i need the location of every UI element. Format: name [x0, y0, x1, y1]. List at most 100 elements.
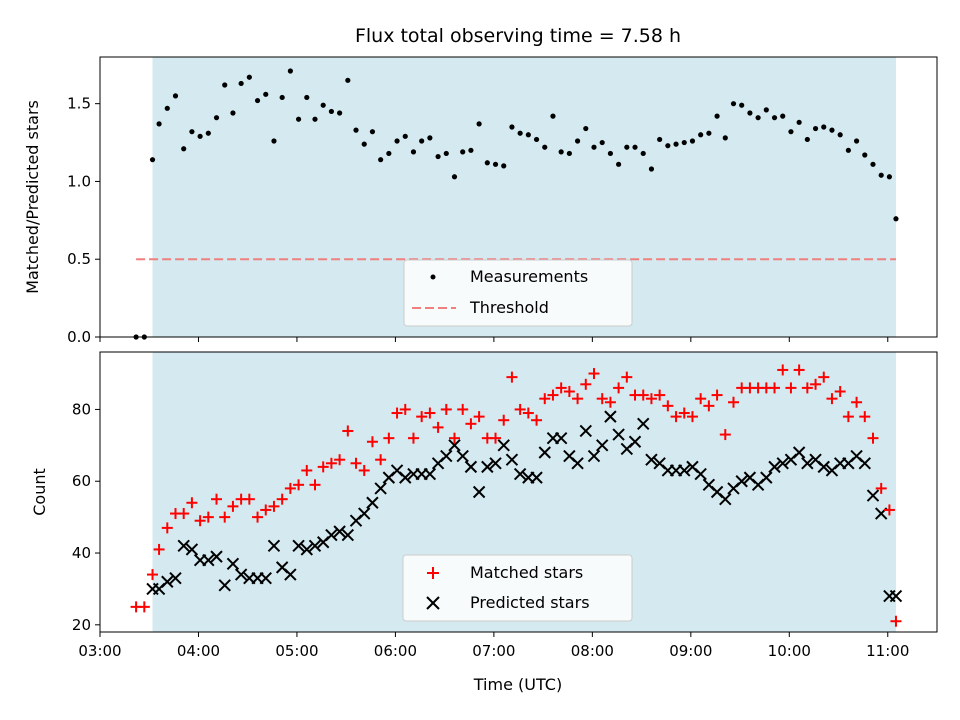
matched-star-point: [375, 454, 387, 466]
matched-star-point: [407, 432, 419, 444]
matched-star-point: [227, 500, 239, 512]
measurement-point: [763, 107, 769, 113]
predicted-star-point: [612, 428, 625, 441]
measurement-point: [722, 135, 728, 141]
predicted-star-point: [267, 539, 281, 553]
matched-star-point: [890, 615, 902, 627]
matched-star-point: [522, 407, 534, 419]
measurement-point: [607, 150, 614, 157]
predicted-star-point: [333, 525, 346, 538]
matched-star-point: [514, 403, 526, 415]
matched-star-point: [596, 393, 608, 405]
measurement-point: [583, 125, 589, 132]
measurement-point: [837, 132, 843, 138]
predicted-legend-marker: [426, 596, 440, 610]
measurement-point: [468, 147, 474, 153]
y-tick-label: 1.5: [67, 95, 91, 113]
matched-star-point: [810, 378, 822, 390]
measurements-legend-label: Measurements: [470, 267, 588, 286]
measurement-point: [164, 105, 170, 111]
matched-star-point: [711, 389, 723, 401]
measurement-point: [435, 153, 441, 160]
predicted-star-points: [146, 410, 903, 603]
matched-star-point: [366, 436, 378, 448]
measurement-point: [402, 133, 408, 139]
matched-star-point: [604, 396, 616, 408]
matched-star-point: [391, 407, 403, 419]
y-tick-label: 1.0: [67, 172, 91, 190]
x-tick-label: 10:00: [768, 642, 811, 660]
predicted-star-point: [628, 435, 642, 448]
predicted-star-point: [579, 424, 592, 438]
measurement-point: [492, 161, 499, 167]
matched-star-point: [506, 371, 518, 383]
measurement-point: [755, 115, 761, 121]
matched-star-point: [448, 432, 460, 444]
measurement-point: [616, 161, 622, 167]
y-tick-label: 0.5: [67, 250, 91, 268]
measurement-point: [230, 110, 236, 116]
matched-star-point: [563, 385, 575, 397]
matched-star-point: [301, 464, 313, 476]
matched-star-point: [613, 382, 625, 394]
matched-star-point: [588, 368, 600, 380]
predicted-star-point: [645, 453, 658, 466]
predicted-star-point: [858, 457, 871, 470]
matched-star-point: [498, 414, 510, 426]
matched-star-point: [317, 461, 329, 473]
x-axis-label: Time (UTC): [473, 675, 562, 694]
measurement-point: [788, 129, 794, 135]
predicted-star-point: [760, 471, 773, 484]
measurement-point: [369, 129, 376, 135]
measurement-point: [238, 80, 244, 87]
predicted-star-point: [169, 571, 182, 585]
measurement-point: [279, 94, 285, 101]
top-x-axis: [99, 337, 889, 342]
matched-star-point: [645, 393, 657, 405]
measurement-point: [558, 149, 564, 155]
predicted-star-point: [554, 431, 568, 445]
matched-star-point: [826, 393, 838, 405]
predicted-star-point: [210, 550, 223, 563]
predicted-star-point: [259, 571, 272, 585]
matched-star-point: [834, 385, 846, 397]
matched-star-points: [130, 364, 902, 627]
measurement-point: [353, 127, 359, 133]
matched-star-point: [325, 457, 337, 469]
matched-star-point: [678, 407, 690, 419]
predicted-star-point: [448, 439, 461, 452]
matched-star-point: [334, 454, 346, 466]
measurement-point: [771, 115, 778, 121]
measurement-point: [698, 132, 704, 138]
matched-star-point: [637, 389, 649, 401]
matched-star-point: [670, 411, 682, 423]
measurement-point: [213, 115, 220, 121]
measurement-point: [533, 136, 540, 143]
predicted-star-point: [472, 485, 486, 499]
matched-star-point: [621, 371, 633, 383]
matched-star-point: [342, 425, 354, 437]
x-tick-label: 07:00: [472, 642, 515, 660]
measurement-point: [337, 110, 343, 116]
measurement-point: [320, 102, 326, 108]
matched-star-point: [457, 403, 469, 415]
predicted-star-point: [595, 439, 609, 452]
matched-star-point: [161, 522, 173, 534]
x-tick-label: 03:00: [78, 642, 121, 660]
measurement-point: [878, 172, 884, 178]
measurement-point: [730, 101, 737, 107]
matched-star-point: [416, 411, 428, 423]
measurement-point: [870, 161, 876, 167]
top-y-axis: 0.0 0.5 1.0 1.5: [67, 95, 100, 346]
matched-star-point: [686, 411, 698, 423]
measurement-point: [254, 97, 261, 104]
matched-star-point: [309, 479, 321, 491]
measurement-point: [517, 130, 523, 136]
predicted-star-point: [792, 446, 806, 459]
measurement-point: [542, 144, 548, 150]
predicted-star-point: [604, 410, 617, 423]
matched-legend-label: Matched stars: [470, 563, 583, 582]
predicted-star-point: [218, 579, 231, 592]
matched-star-point: [883, 504, 895, 516]
bottom-legend: Matched stars Predicted stars: [402, 554, 633, 622]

→ AIM
Reproduce every row above, changing each "measurement-point" to "measurement-marker" and leaving everything else unchanged. Omit the pictures.

→ WRITTEN RESPONSE
i need the location of every UI element. Format: name [x0, y0, x1, y1]. List at most 100 elements.
matched-star-point: [375, 454, 387, 466]
matched-star-point: [407, 432, 419, 444]
matched-star-point: [227, 500, 239, 512]
measurement-marker: [763, 107, 769, 113]
predicted-star-point: [612, 428, 625, 441]
measurement-marker: [722, 135, 728, 141]
predicted-star-point: [267, 539, 281, 553]
matched-star-point: [890, 615, 902, 627]
matched-star-point: [522, 407, 534, 419]
measurement-marker: [607, 150, 614, 157]
predicted-star-point: [333, 525, 346, 538]
matched-star-point: [514, 403, 526, 415]
matched-star-point: [596, 393, 608, 405]
measurement-marker: [583, 125, 589, 132]
measurement-marker: [837, 132, 843, 138]
predicted-legend-marker: [426, 596, 440, 610]
measurement-marker: [468, 147, 474, 153]
y-tick-label: 1.5: [67, 95, 91, 113]
matched-star-point: [810, 378, 822, 390]
measurements-legend-label: Measurements: [470, 267, 588, 286]
measurement-marker: [164, 105, 170, 111]
matched-star-point: [711, 389, 723, 401]
measurement-marker: [435, 153, 441, 160]
predicted-star-points: [146, 410, 903, 603]
matched-star-point: [366, 436, 378, 448]
measurement-marker: [402, 133, 408, 139]
matched-star-point: [604, 396, 616, 408]
matched-star-point: [391, 407, 403, 419]
y-tick-label: 1.0: [67, 172, 91, 190]
x-tick-label: 10:00: [768, 642, 811, 660]
predicted-star-point: [628, 435, 642, 448]
predicted-star-point: [579, 424, 592, 438]
measurement-marker: [492, 161, 499, 167]
matched-star-point: [506, 371, 518, 383]
measurement-marker: [755, 115, 761, 121]
matched-star-point: [448, 432, 460, 444]
measurement-marker: [616, 161, 622, 167]
y-tick-label: 0.5: [67, 250, 91, 268]
measurement-marker: [230, 110, 236, 116]
matched-star-point: [563, 385, 575, 397]
matched-star-point: [301, 464, 313, 476]
matched-star-point: [613, 382, 625, 394]
matched-star-point: [588, 368, 600, 380]
predicted-star-point: [645, 453, 658, 466]
predicted-star-point: [858, 457, 871, 470]
matched-star-point: [498, 414, 510, 426]
matched-star-point: [317, 461, 329, 473]
x-axis-label: Time (UTC): [473, 675, 562, 694]
measurement-marker: [788, 129, 794, 135]
predicted-star-point: [760, 471, 773, 484]
measurement-marker: [369, 129, 376, 135]
measurement-marker: [238, 80, 244, 87]
predicted-star-point: [169, 571, 182, 585]
measurement-marker: [279, 94, 285, 101]
top-x-axis: [99, 337, 889, 342]
matched-star-point: [645, 393, 657, 405]
measurement-marker: [558, 149, 564, 155]
predicted-star-point: [554, 431, 568, 445]
matched-star-point: [826, 393, 838, 405]
predicted-star-point: [210, 550, 223, 563]
predicted-star-point: [259, 571, 272, 585]
matched-star-point: [834, 385, 846, 397]
matched-star-points: [130, 364, 902, 627]
measurement-marker: [353, 127, 359, 133]
matched-star-point: [325, 457, 337, 469]
matched-star-point: [678, 407, 690, 419]
predicted-star-point: [448, 439, 461, 452]
matched-star-point: [334, 454, 346, 466]
measurement-marker: [771, 115, 778, 121]
measurement-marker: [698, 132, 704, 138]
matched-star-point: [637, 389, 649, 401]
matched-star-point: [670, 411, 682, 423]
measurement-marker: [213, 115, 220, 121]
measurement-marker: [533, 136, 540, 143]
predicted-star-point: [472, 485, 486, 499]
matched-star-point: [621, 371, 633, 383]
matched-star-point: [342, 425, 354, 437]
x-tick-label: 07:00: [472, 642, 515, 660]
measurement-marker: [337, 110, 343, 116]
measurement-marker: [320, 102, 326, 108]
matched-star-point: [457, 403, 469, 415]
predicted-star-point: [595, 439, 609, 452]
matched-star-point: [161, 522, 173, 534]
x-tick-label: 03:00: [78, 642, 121, 660]
measurement-marker: [878, 172, 884, 178]
measurement-marker: [730, 101, 737, 107]
matched-star-point: [416, 411, 428, 423]
measurement-marker: [870, 161, 876, 167]
top-y-axis: 0.0 0.5 1.0 1.5: [67, 95, 100, 346]
matched-star-point: [686, 411, 698, 423]
measurement-marker: [254, 97, 261, 104]
matched-star-point: [309, 479, 321, 491]
measurement-marker: [517, 130, 523, 136]
predicted-star-point: [792, 446, 806, 459]
measurement-marker: [542, 144, 548, 150]
predicted-star-point: [604, 410, 617, 423]
matched-legend-label: Matched stars: [470, 563, 583, 582]
predicted-star-point: [218, 579, 231, 592]
matched-star-point: [883, 504, 895, 516]
bottom-legend: Matched stars Predicted stars: [402, 554, 633, 622]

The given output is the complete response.